*Dataset items*:

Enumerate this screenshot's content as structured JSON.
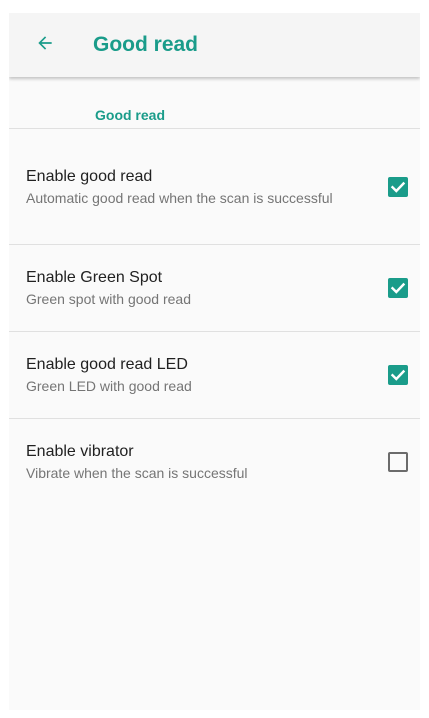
{
  "appbar": {
    "title": "Good read",
    "back_icon": "arrow-back-icon"
  },
  "category": {
    "title": "Good read"
  },
  "colors": {
    "accent": "#1a9c8a",
    "title_text": "#212121",
    "summary_text": "#757575",
    "checkbox_unchecked": "#6b6b6b"
  },
  "preferences": [
    {
      "title": "Enable good read",
      "summary": "Automatic good read when the scan is successful",
      "checked": true
    },
    {
      "title": "Enable Green Spot",
      "summary": "Green spot with good read",
      "checked": true
    },
    {
      "title": "Enable good read LED",
      "summary": "Green LED with good read",
      "checked": true
    },
    {
      "title": "Enable vibrator",
      "summary": "Vibrate when the scan is successful",
      "checked": false
    }
  ]
}
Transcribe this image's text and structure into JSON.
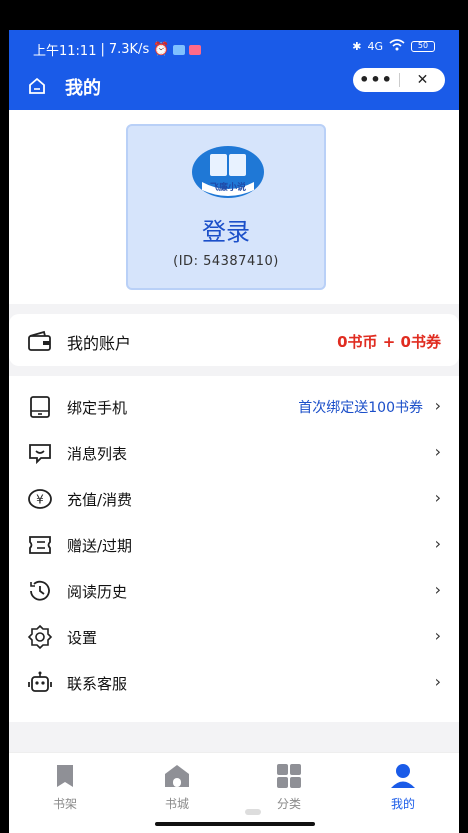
{
  "status_bar": {
    "time": "上午11:11",
    "network_speed": "7.3K/s",
    "battery": "50",
    "signal": "4G"
  },
  "header": {
    "title": "我的",
    "home_icon": "home-icon",
    "capsule_more": "•••",
    "capsule_close": "✕"
  },
  "profile": {
    "logo_text": "飞廉小说",
    "login_label": "登录",
    "user_id": "(ID: 54387410)"
  },
  "account": {
    "label": "我的账户",
    "value": "0书币 + 0书券",
    "value_color": "#e02c20"
  },
  "menu": {
    "items": [
      {
        "label": "绑定手机",
        "hint": "首次绑定送100书券",
        "icon": "phone-icon"
      },
      {
        "label": "消息列表",
        "hint": "",
        "icon": "message-icon"
      },
      {
        "label": "充值/消费",
        "hint": "",
        "icon": "yen-icon"
      },
      {
        "label": "赠送/过期",
        "hint": "",
        "icon": "ticket-icon"
      },
      {
        "label": "阅读历史",
        "hint": "",
        "icon": "history-icon"
      },
      {
        "label": "设置",
        "hint": "",
        "icon": "gear-icon"
      },
      {
        "label": "联系客服",
        "hint": "",
        "icon": "robot-icon"
      }
    ],
    "chevron": "›"
  },
  "nav": {
    "tabs": [
      {
        "label": "书架",
        "active": false,
        "icon": "bookmark-icon"
      },
      {
        "label": "书城",
        "active": false,
        "icon": "store-icon"
      },
      {
        "label": "分类",
        "active": false,
        "icon": "grid-icon"
      },
      {
        "label": "我的",
        "active": true,
        "icon": "user-icon"
      }
    ]
  },
  "colors": {
    "brand": "#1a5be8",
    "accent_text": "#1b4fc9",
    "inactive": "#8a8a8a"
  }
}
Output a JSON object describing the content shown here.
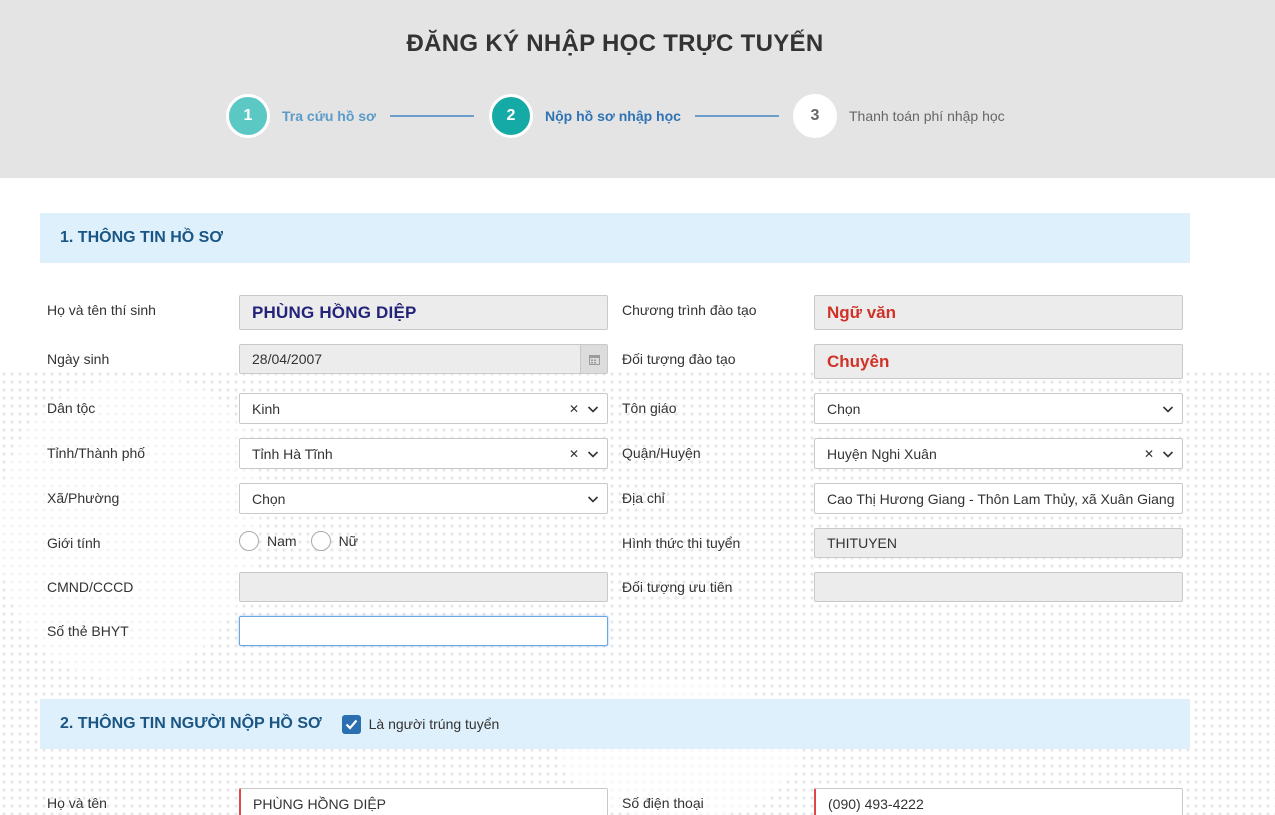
{
  "header": {
    "title": "ĐĂNG KÝ NHẬP HỌC TRỰC TUYẾN",
    "steps": [
      {
        "number": "1",
        "label": "Tra cứu hồ sơ"
      },
      {
        "number": "2",
        "label": "Nộp hồ sơ nhập học"
      },
      {
        "number": "3",
        "label": "Thanh toán phí nhập học"
      }
    ]
  },
  "section1": {
    "title": "1. THÔNG TIN HỒ SƠ",
    "ho_ten": {
      "label": "Họ và tên thí sinh",
      "value": "PHÙNG HỒNG DIỆP"
    },
    "chuong_trinh": {
      "label": "Chương trình đào tạo",
      "value": "Ngữ văn"
    },
    "ngay_sinh": {
      "label": "Ngày sinh",
      "value": "28/04/2007"
    },
    "doi_tuong_dt": {
      "label": "Đối tượng đào tạo",
      "value": "Chuyên"
    },
    "dan_toc": {
      "label": "Dân tộc",
      "value": "Kinh"
    },
    "ton_giao": {
      "label": "Tôn giáo",
      "value": "Chọn"
    },
    "tinh": {
      "label": "Tỉnh/Thành phố",
      "value": "Tỉnh Hà Tĩnh"
    },
    "quan": {
      "label": "Quận/Huyện",
      "value": "Huyện Nghi Xuân"
    },
    "xa": {
      "label": "Xã/Phường",
      "value": "Chọn"
    },
    "dia_chi": {
      "label": "Địa chỉ",
      "value": "Cao Thị Hương Giang - Thôn Lam Thủy, xã Xuân Giang"
    },
    "gioi_tinh": {
      "label": "Giới tính",
      "options": [
        "Nam",
        "Nữ"
      ]
    },
    "hinh_thuc": {
      "label": "Hình thức thi tuyển",
      "value": "THITUYEN"
    },
    "cmnd": {
      "label": "CMND/CCCD",
      "value": ""
    },
    "uu_tien": {
      "label": "Đối tượng ưu tiên",
      "value": ""
    },
    "bhyt": {
      "label": "Số thẻ BHYT",
      "value": ""
    }
  },
  "section2": {
    "title": "2. THÔNG TIN NGƯỜI NỘP HỒ SƠ",
    "checkbox_label": "Là người trúng tuyển",
    "checked": true,
    "ho_ten": {
      "label": "Họ và tên",
      "value": "PHÙNG HỒNG DIỆP"
    },
    "dien_thoai": {
      "label": "Số điện thoại",
      "value": "(090) 493-4222"
    }
  },
  "icons": [
    "close-icon",
    "chevron-down-icon",
    "calendar-icon",
    "check-icon"
  ],
  "colors": {
    "accent": "#16aaa6",
    "section_bg": "#def0fb",
    "section_title": "#1a5584",
    "required": "#e0474c",
    "highlight_red": "#d03228",
    "highlight_blue": "#23237a"
  }
}
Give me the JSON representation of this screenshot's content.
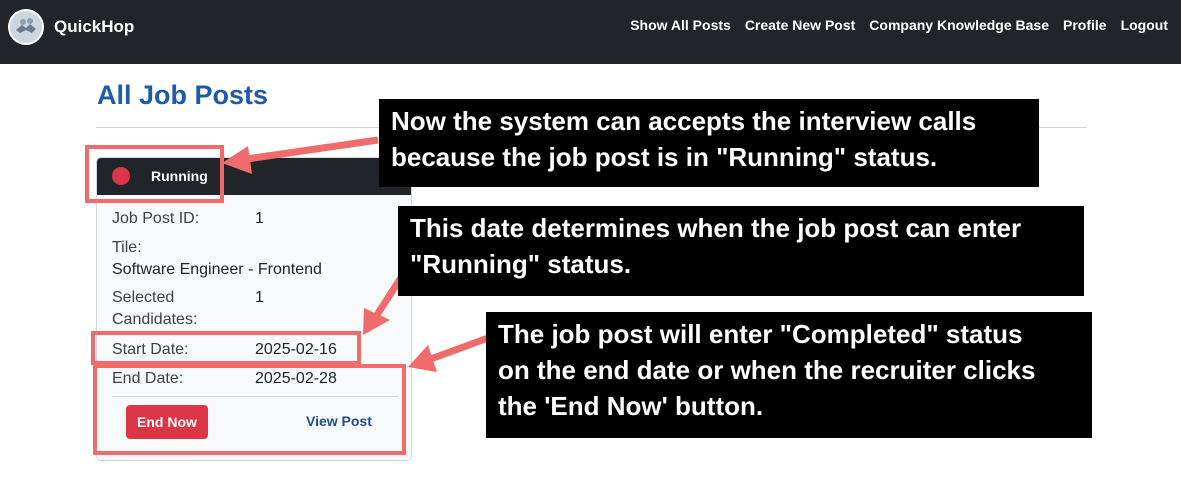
{
  "navbar": {
    "brand": "QuickHop",
    "links": [
      "Show All Posts",
      "Create New Post",
      "Company Knowledge Base",
      "Profile",
      "Logout"
    ]
  },
  "page": {
    "title": "All Job Posts"
  },
  "card": {
    "status": "Running",
    "status_color": "#dc3545",
    "job_post_id_label": "Job Post ID:",
    "job_post_id": "1",
    "title_label": "Tile:",
    "title_value": "Software Engineer - Frontend",
    "selected_label_1": "Selected",
    "selected_label_2": "Candidates:",
    "selected_value": "1",
    "start_label": "Start Date:",
    "start_value": "2025-02-16",
    "end_label": "End Date:",
    "end_value": "2025-02-28",
    "end_now_button": "End Now",
    "view_post_link": "View Post"
  },
  "annotations": {
    "callout_1_line_1": "Now the system can accepts the interview calls",
    "callout_1_line_2": "because the job post is in \"Running\" status.",
    "callout_2_line_1": "This date determines when the job post can enter",
    "callout_2_line_2": "\"Running\" status.",
    "callout_3_line_1": "The job post will enter \"Completed\" status",
    "callout_3_line_2": "on the end date or when the recruiter clicks",
    "callout_3_line_3": "the 'End Now' button.",
    "highlight_color": "#f06b6b"
  }
}
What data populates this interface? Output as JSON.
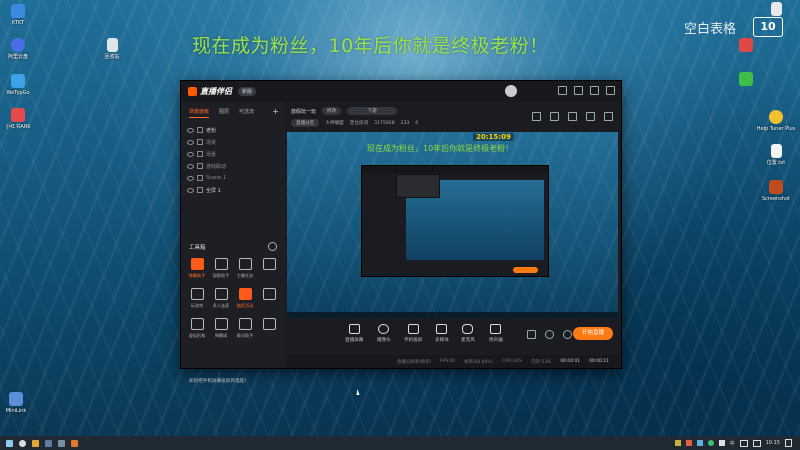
{
  "desktop": {
    "headline": "现在成为粉丝，10年后你就是终极老粉！",
    "top_right_text": "空白表格",
    "top_right_logo": "10",
    "left_icons": [
      {
        "label": "KTKT",
        "icon": "app-icon",
        "color": "#3a8be0"
      },
      {
        "label": "阿里云盘",
        "icon": "cloud-icon",
        "color": "#4a6ee8"
      },
      {
        "label": "WeTypGo",
        "icon": "network-icon",
        "color": "#3fa2e8"
      },
      {
        "label": "小红书ARK",
        "icon": "app-icon",
        "color": "#e84a4a"
      },
      {
        "label": "MiniLink",
        "icon": "computer-icon",
        "color": "#5a8fd8"
      }
    ],
    "recycle_icon": {
      "label": "回收站",
      "icon": "recycle-bin-icon"
    },
    "right_icons": [
      {
        "label": "",
        "icon": "document-icon",
        "color": "#e8e8e8"
      },
      {
        "label": "",
        "icon": "app-icon",
        "color": "#e04848"
      },
      {
        "label": "",
        "icon": "app-icon",
        "color": "#3fbf4a"
      },
      {
        "label": "Help Tuner Plus",
        "icon": "help-icon",
        "color": "#f0c030"
      },
      {
        "label": "位置.txt",
        "icon": "text-file-icon",
        "color": "#f4f4f4"
      },
      {
        "label": "Screenshot",
        "icon": "app-icon",
        "color": "#c04a20"
      }
    ]
  },
  "app": {
    "name": "直播伴侣",
    "version_badge": "新版",
    "left_tabs": [
      "场景面板",
      "图层",
      "可选流"
    ],
    "scenes": [
      "老粉",
      "场景",
      "场景",
      "游戏联动",
      "Scene 1",
      "全屏 1"
    ],
    "tools_title": "工具箱",
    "tools": [
      {
        "label": "弹幕助手",
        "hot": true
      },
      {
        "label": "观察助手",
        "hot": false
      },
      {
        "label": "主播任务",
        "hot": false
      },
      {
        "label": "",
        "hot": false
      },
      {
        "label": "玩游戏",
        "hot": false
      },
      {
        "label": "多人连麦",
        "hot": false
      },
      {
        "label": "抽奖活动",
        "hot": true
      },
      {
        "label": "",
        "hot": false
      },
      {
        "label": "虚拟形象",
        "hot": false
      },
      {
        "label": "弹幕姬",
        "hot": false
      },
      {
        "label": "歌词助手",
        "hot": false
      },
      {
        "label": "",
        "hot": false
      }
    ],
    "hint": "如何把手机屏幕投屏到电脑?",
    "room_title": "放假玩一玩",
    "room_tag": "修改",
    "room_category": "下游",
    "room_meta": [
      "直播分区",
      "大神联盟",
      "定位房间",
      "3175928",
      "233",
      "0"
    ],
    "preview_headline": "现在成为粉丝，10年后你就是终极老粉！",
    "preview_clock": "20:15:09",
    "bottom_tools": [
      "直播屏幕",
      "摄像头",
      "手机投屏",
      "多媒体",
      "麦克风",
      "扬声器"
    ],
    "start_live": "开始直播",
    "status": [
      "直播分辨率(帧率)",
      "FPS:60",
      "帧率(60.00%)",
      "CPU:26%",
      "内存:53%",
      "00:00:01",
      "00:00:11"
    ]
  },
  "taskbar": {
    "time": "10:15",
    "tray_label": "中"
  }
}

*GOAL*: The word "tượng" may appear on some lines of these records; state how many such lines there are, and nothing else.

*FULL RESPONSE*: 2